- PROVIDED RECORDS:
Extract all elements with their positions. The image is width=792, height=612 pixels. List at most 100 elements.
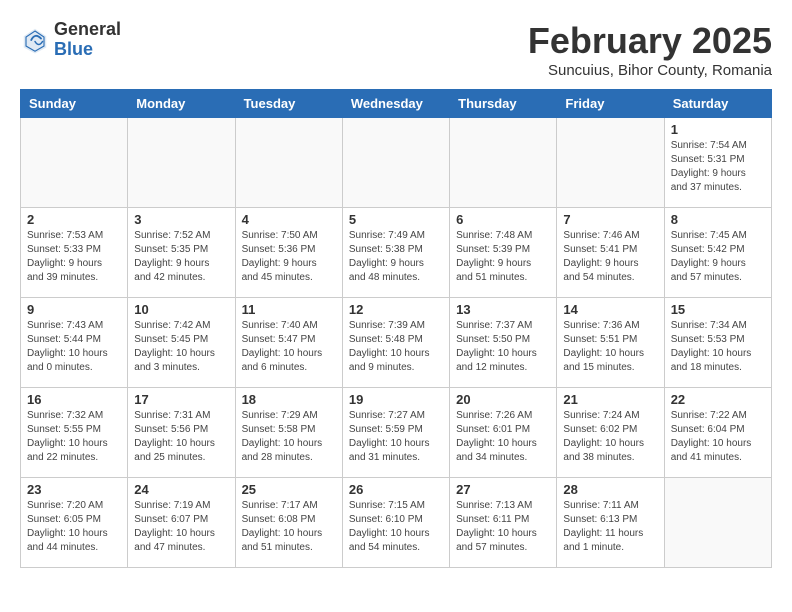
calendar-cell: 23 Sunrise: 7:20 AMSunset: 6:05 PMDayligh… <box>21 478 128 568</box>
day-info: Sunrise: 7:19 AMSunset: 6:07 PMDaylight:… <box>134 499 228 555</box>
weekday-header-friday: Friday <box>557 90 664 118</box>
week-row-1: 1 Sunrise: 7:54 AMSunset: 5:31 PMDaylight… <box>21 118 772 208</box>
calendar-cell: 14 Sunrise: 7:36 AMSunset: 5:51 PMDayligh… <box>557 298 664 388</box>
day-info: Sunrise: 7:52 AMSunset: 5:35 PMDaylight:… <box>134 229 228 285</box>
day-number: 13 <box>456 302 550 317</box>
calendar-header: SundayMondayTuesdayWednesdayThursdayFrid… <box>21 90 772 118</box>
calendar-cell: 1 Sunrise: 7:54 AMSunset: 5:31 PMDaylight… <box>664 118 771 208</box>
day-info: Sunrise: 7:42 AMSunset: 5:45 PMDaylight:… <box>134 319 228 375</box>
day-number: 20 <box>456 392 550 407</box>
calendar-cell: 24Sunrise: 7:19 AMSunset: 6:07 PMDayligh… <box>128 478 235 568</box>
calendar-cell: 3Sunrise: 7:52 AMSunset: 5:35 PMDaylight… <box>128 208 235 298</box>
calendar-cell: 12 Sunrise: 7:39 AMSunset: 5:48 PMDayligh… <box>342 298 449 388</box>
day-number: 28 <box>563 482 657 497</box>
day-info: Sunrise: 7:31 AMSunset: 5:56 PMDaylight:… <box>134 409 228 465</box>
logo-icon <box>20 25 50 55</box>
calendar-cell: 10 Sunrise: 7:42 AMSunset: 5:45 PMDayligh… <box>128 298 235 388</box>
day-info: Sunrise: 7:45 AMSunset: 5:42 PMDaylight:… <box>671 229 765 285</box>
calendar-cell: 9 Sunrise: 7:43 AMSunset: 5:44 PMDaylight… <box>21 298 128 388</box>
calendar-cell: 4 Sunrise: 7:50 AMSunset: 5:36 PMDaylight… <box>235 208 342 298</box>
day-info: Sunrise: 7:43 AMSunset: 5:44 PMDaylight:… <box>27 319 121 375</box>
calendar-cell: 21 Sunrise: 7:24 AMSunset: 6:02 PMDayligh… <box>557 388 664 478</box>
day-info: Sunrise: 7:17 AMSunset: 6:08 PMDaylight:… <box>242 499 336 555</box>
day-info: Sunrise: 7:32 AMSunset: 5:55 PMDaylight:… <box>27 409 121 465</box>
calendar-cell: 22Sunrise: 7:22 AMSunset: 6:04 PMDayligh… <box>664 388 771 478</box>
day-info: Sunrise: 7:54 AMSunset: 5:31 PMDaylight:… <box>671 139 765 195</box>
weekday-header-row: SundayMondayTuesdayWednesdayThursdayFrid… <box>21 90 772 118</box>
calendar-cell: 25 Sunrise: 7:17 AMSunset: 6:08 PMDayligh… <box>235 478 342 568</box>
calendar-cell <box>450 118 557 208</box>
calendar-cell: 26 Sunrise: 7:15 AMSunset: 6:10 PMDayligh… <box>342 478 449 568</box>
title-area: February 2025 Suncuius, Bihor County, Ro… <box>528 20 772 79</box>
calendar-cell: 5 Sunrise: 7:49 AMSunset: 5:38 PMDaylight… <box>342 208 449 298</box>
day-number: 17 <box>134 392 228 407</box>
day-info: Sunrise: 7:49 AMSunset: 5:38 PMDaylight:… <box>349 229 443 285</box>
day-number: 12 <box>349 302 443 317</box>
day-info: Sunrise: 7:20 AMSunset: 6:05 PMDaylight:… <box>27 499 121 555</box>
day-number: 6 <box>456 212 550 227</box>
calendar-cell: 6Sunrise: 7:48 AMSunset: 5:39 PMDaylight… <box>450 208 557 298</box>
day-number: 25 <box>242 482 336 497</box>
day-number: 22 <box>671 392 765 407</box>
week-row-4: 16Sunrise: 7:32 AMSunset: 5:55 PMDayligh… <box>21 388 772 478</box>
calendar-cell <box>21 118 128 208</box>
day-number: 4 <box>242 212 336 227</box>
calendar-cell: 17 Sunrise: 7:31 AMSunset: 5:56 PMDayligh… <box>128 388 235 478</box>
day-info: Sunrise: 7:29 AMSunset: 5:58 PMDaylight:… <box>242 409 336 465</box>
day-info: Sunrise: 7:46 AMSunset: 5:41 PMDaylight:… <box>563 229 657 285</box>
day-number: 21 <box>563 392 657 407</box>
weekday-header-saturday: Saturday <box>664 90 771 118</box>
day-info: Sunrise: 7:36 AMSunset: 5:51 PMDaylight:… <box>563 319 657 375</box>
day-number: 23 <box>27 482 121 497</box>
calendar-cell: 20 Sunrise: 7:26 AMSunset: 6:01 PMDayligh… <box>450 388 557 478</box>
week-row-3: 9 Sunrise: 7:43 AMSunset: 5:44 PMDaylight… <box>21 298 772 388</box>
weekday-header-wednesday: Wednesday <box>342 90 449 118</box>
day-info: Sunrise: 7:15 AMSunset: 6:10 PMDaylight:… <box>349 499 443 555</box>
weekday-header-sunday: Sunday <box>21 90 128 118</box>
location-subtitle: Suncuius, Bihor County, Romania <box>528 62 772 79</box>
day-number: 7 <box>563 212 657 227</box>
day-number: 14 <box>563 302 657 317</box>
logo-blue-text: Blue <box>54 40 121 60</box>
calendar-cell <box>342 118 449 208</box>
day-number: 27 <box>456 482 550 497</box>
day-number: 5 <box>349 212 443 227</box>
logo-general-text: General <box>54 20 121 40</box>
day-info: Sunrise: 7:24 AMSunset: 6:02 PMDaylight:… <box>563 409 657 465</box>
day-number: 9 <box>27 302 121 317</box>
day-number: 1 <box>671 122 765 137</box>
calendar-cell <box>557 118 664 208</box>
calendar-cell: 2Sunrise: 7:53 AMSunset: 5:33 PMDaylight… <box>21 208 128 298</box>
week-row-2: 2Sunrise: 7:53 AMSunset: 5:33 PMDaylight… <box>21 208 772 298</box>
calendar-body: 1 Sunrise: 7:54 AMSunset: 5:31 PMDaylight… <box>21 118 772 568</box>
calendar-cell: 28 Sunrise: 7:11 AMSunset: 6:13 PMDayligh… <box>557 478 664 568</box>
day-number: 26 <box>349 482 443 497</box>
day-info: Sunrise: 7:53 AMSunset: 5:33 PMDaylight:… <box>27 229 121 285</box>
calendar-cell: 15 Sunrise: 7:34 AMSunset: 5:53 PMDayligh… <box>664 298 771 388</box>
weekday-header-thursday: Thursday <box>450 90 557 118</box>
logo-text: General Blue <box>54 20 121 60</box>
calendar-table: SundayMondayTuesdayWednesdayThursdayFrid… <box>20 89 772 568</box>
day-number: 10 <box>134 302 228 317</box>
month-title: February 2025 <box>528 20 772 62</box>
calendar-cell: 19 Sunrise: 7:27 AMSunset: 5:59 PMDayligh… <box>342 388 449 478</box>
day-info: Sunrise: 7:37 AMSunset: 5:50 PMDaylight:… <box>456 319 550 375</box>
calendar-cell: 18Sunrise: 7:29 AMSunset: 5:58 PMDayligh… <box>235 388 342 478</box>
day-number: 8 <box>671 212 765 227</box>
day-info: Sunrise: 7:26 AMSunset: 6:01 PMDaylight:… <box>456 409 550 465</box>
day-info: Sunrise: 7:27 AMSunset: 5:59 PMDaylight:… <box>349 409 443 465</box>
calendar-cell <box>235 118 342 208</box>
day-info: Sunrise: 7:39 AMSunset: 5:48 PMDaylight:… <box>349 319 443 375</box>
logo: General Blue <box>20 20 121 60</box>
day-info: Sunrise: 7:11 AMSunset: 6:13 PMDaylight:… <box>563 499 657 555</box>
day-info: Sunrise: 7:50 AMSunset: 5:36 PMDaylight:… <box>242 229 336 285</box>
week-row-5: 23 Sunrise: 7:20 AMSunset: 6:05 PMDayligh… <box>21 478 772 568</box>
calendar-cell: 11Sunrise: 7:40 AMSunset: 5:47 PMDayligh… <box>235 298 342 388</box>
day-number: 19 <box>349 392 443 407</box>
calendar-cell <box>128 118 235 208</box>
day-number: 11 <box>242 302 336 317</box>
calendar-cell: 8 Sunrise: 7:45 AMSunset: 5:42 PMDaylight… <box>664 208 771 298</box>
day-info: Sunrise: 7:34 AMSunset: 5:53 PMDaylight:… <box>671 319 765 375</box>
calendar-cell: 13 Sunrise: 7:37 AMSunset: 5:50 PMDayligh… <box>450 298 557 388</box>
day-number: 15 <box>671 302 765 317</box>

- EXERCISE: Copy out only the part of the records that opens with the line containing "calendar-cell: 23 Sunrise: 7:20" and closes with the line containing "calendar-cell: 4 Sunrise: 7:50", substituting "day-details" for every "day-info" and leaving everything else unchanged.

- RESPONSE TO THE TASK:
calendar-cell: 23 Sunrise: 7:20 AMSunset: 6:05 PMDayligh… <box>21 478 128 568</box>
day-details: Sunrise: 7:19 AMSunset: 6:07 PMDaylight:… <box>134 499 228 555</box>
weekday-header-friday: Friday <box>557 90 664 118</box>
week-row-1: 1 Sunrise: 7:54 AMSunset: 5:31 PMDaylight… <box>21 118 772 208</box>
calendar-cell: 14 Sunrise: 7:36 AMSunset: 5:51 PMDayligh… <box>557 298 664 388</box>
day-details: Sunrise: 7:52 AMSunset: 5:35 PMDaylight:… <box>134 229 228 285</box>
day-number: 13 <box>456 302 550 317</box>
calendar-header: SundayMondayTuesdayWednesdayThursdayFrid… <box>21 90 772 118</box>
calendar-cell: 1 Sunrise: 7:54 AMSunset: 5:31 PMDaylight… <box>664 118 771 208</box>
day-details: Sunrise: 7:42 AMSunset: 5:45 PMDaylight:… <box>134 319 228 375</box>
day-number: 20 <box>456 392 550 407</box>
calendar-cell: 24Sunrise: 7:19 AMSunset: 6:07 PMDayligh… <box>128 478 235 568</box>
calendar-cell: 3Sunrise: 7:52 AMSunset: 5:35 PMDaylight… <box>128 208 235 298</box>
calendar-cell: 12 Sunrise: 7:39 AMSunset: 5:48 PMDayligh… <box>342 298 449 388</box>
day-number: 28 <box>563 482 657 497</box>
day-details: Sunrise: 7:31 AMSunset: 5:56 PMDaylight:… <box>134 409 228 465</box>
logo-icon <box>20 25 50 55</box>
calendar-cell: 10 Sunrise: 7:42 AMSunset: 5:45 PMDayligh… <box>128 298 235 388</box>
day-details: Sunrise: 7:45 AMSunset: 5:42 PMDaylight:… <box>671 229 765 285</box>
calendar-cell: 9 Sunrise: 7:43 AMSunset: 5:44 PMDaylight… <box>21 298 128 388</box>
calendar-cell: 4 Sunrise: 7:50 AMSunset: 5:36 PMDaylight… <box>235 208 342 298</box>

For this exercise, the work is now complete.